What to work on: Would you please give every entry again exactly, without the pictures?
'''
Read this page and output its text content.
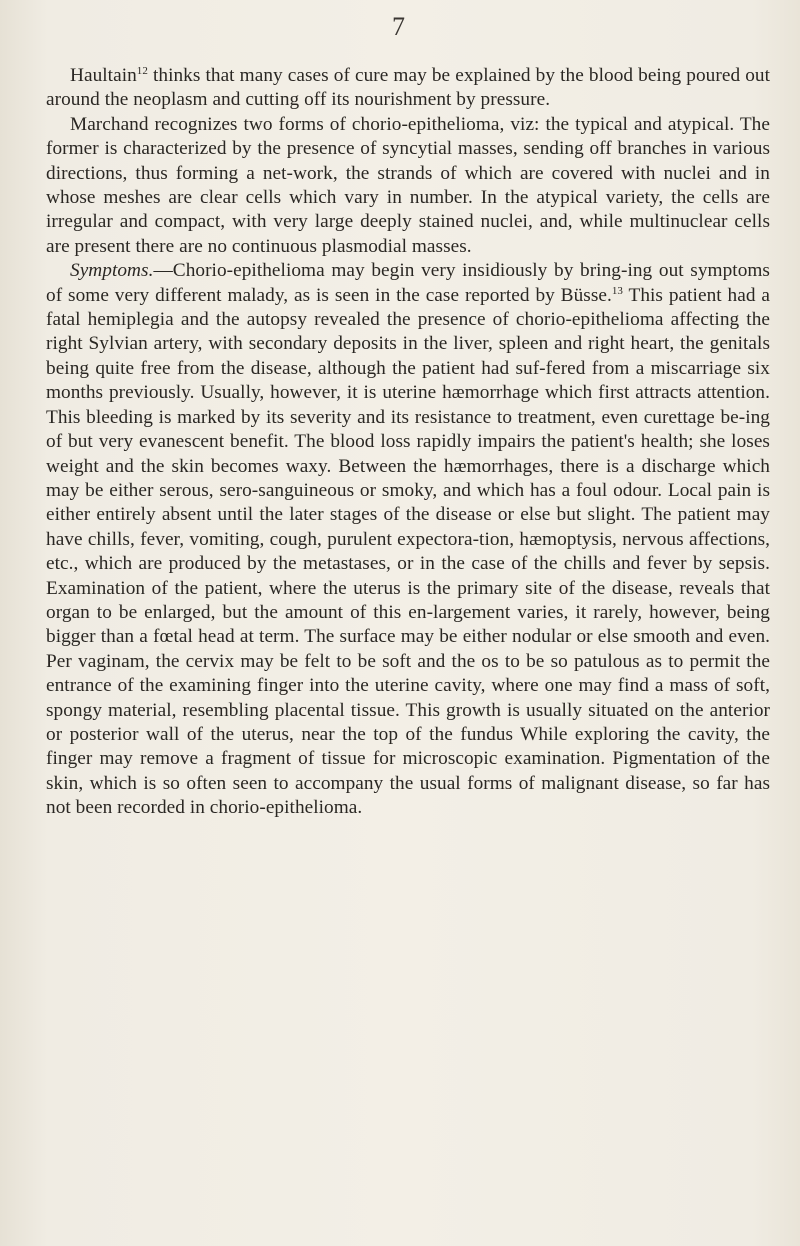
7

Haultain$^{12}$ thinks that many cases of cure may be explained by the blood being poured out around the neoplasm and cutting off its nourishment by pressure.

Marchand recognizes two forms of chorio-epithelioma, viz: the typical and atypical. The former is characterized by the presence of syncytial masses, sending off branches in various directions, thus forming a net-work, the strands of which are covered with nuclei and in whose meshes are clear cells which vary in number. In the atypical variety, the cells are irregular and compact, with very large deeply stained nuclei, and, while multinuclear cells are present there are no continuous plasmodial masses.

Symptoms.—Chorio-epithelioma may begin very insidiously by bring-ing out symptoms of some very different malady, as is seen in the case reported by Büsse.$^{13}$ This patient had a fatal hemiplegia and the autopsy revealed the presence of chorio-epithelioma affecting the right Sylvian artery, with secondary deposits in the liver, spleen and right heart, the genitals being quite free from the disease, although the patient had suf-fered from a miscarriage six months previously. Usually, however, it is uterine hæmorrhage which first attracts attention. This bleeding is marked by its severity and its resistance to treatment, even curettage be-ing of but very evanescent benefit. The blood loss rapidly impairs the patient's health; she loses weight and the skin becomes waxy. Between the hæmorrhages, there is a discharge which may be either serous, sero-sanguineous or smoky, and which has a foul odour. Local pain is either entirely absent until the later stages of the disease or else but slight. The patient may have chills, fever, vomiting, cough, purulent expectora-tion, hæmoptysis, nervous affections, etc., which are produced by the metastases, or in the case of the chills and fever by sepsis. Examination of the patient, where the uterus is the primary site of the disease, reveals that organ to be enlarged, but the amount of this en-largement varies, it rarely, however, being bigger than a fœtal head at term. The surface may be either nodular or else smooth and even. Per vaginam, the cervix may be felt to be soft and the os to be so patulous as to permit the entrance of the examining finger into the uterine cavity, where one may find a mass of soft, spongy material, resembling placental tissue. This growth is usually situated on the anterior or posterior wall of the uterus, near the top of the fundus While exploring the cavity, the finger may remove a fragment of tissue for microscopic examination. Pigmentation of the skin, which is so often seen to accompany the usual forms of malignant disease, so far has not been recorded in chorio-epithelioma.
'''
Answer space:
Read this page and output its text content.
7

Haultain$^{12}$ thinks that many cases of cure may be explained by the blood being poured out around the neoplasm and cutting off its nourishment by pressure.

Marchand recognizes two forms of chorio-epithelioma, viz: the typical and atypical. The former is characterized by the presence of syncytial masses, sending off branches in various directions, thus forming a net-work, the strands of which are covered with nuclei and in whose meshes are clear cells which vary in number. In the atypical variety, the cells are irregular and compact, with very large deeply stained nuclei, and, while multinuclear cells are present there are no continuous plasmodial masses.

Symptoms.—Chorio-epithelioma may begin very insidiously by bring-ing out symptoms of some very different malady, as is seen in the case reported by Büsse.$^{13}$ This patient had a fatal hemiplegia and the autopsy revealed the presence of chorio-epithelioma affecting the right Sylvian artery, with secondary deposits in the liver, spleen and right heart, the genitals being quite free from the disease, although the patient had suf-fered from a miscarriage six months previously. Usually, however, it is uterine hæmorrhage which first attracts attention. This bleeding is marked by its severity and its resistance to treatment, even curettage be-ing of but very evanescent benefit. The blood loss rapidly impairs the patient's health; she loses weight and the skin becomes waxy. Between the hæmorrhages, there is a discharge which may be either serous, sero-sanguineous or smoky, and which has a foul odour. Local pain is either entirely absent until the later stages of the disease or else but slight. The patient may have chills, fever, vomiting, cough, purulent expectora-tion, hæmoptysis, nervous affections, etc., which are produced by the metastases, or in the case of the chills and fever by sepsis. Examination of the patient, where the uterus is the primary site of the disease, reveals that organ to be enlarged, but the amount of this en-largement varies, it rarely, however, being bigger than a fœtal head at term. The surface may be either nodular or else smooth and even. Per vaginam, the cervix may be felt to be soft and the os to be so patulous as to permit the entrance of the examining finger into the uterine cavity, where one may find a mass of soft, spongy material, resembling placental tissue. This growth is usually situated on the anterior or posterior wall of the uterus, near the top of the fundus While exploring the cavity, the finger may remove a fragment of tissue for microscopic examination. Pigmentation of the skin, which is so often seen to accompany the usual forms of malignant disease, so far has not been recorded in chorio-epithelioma.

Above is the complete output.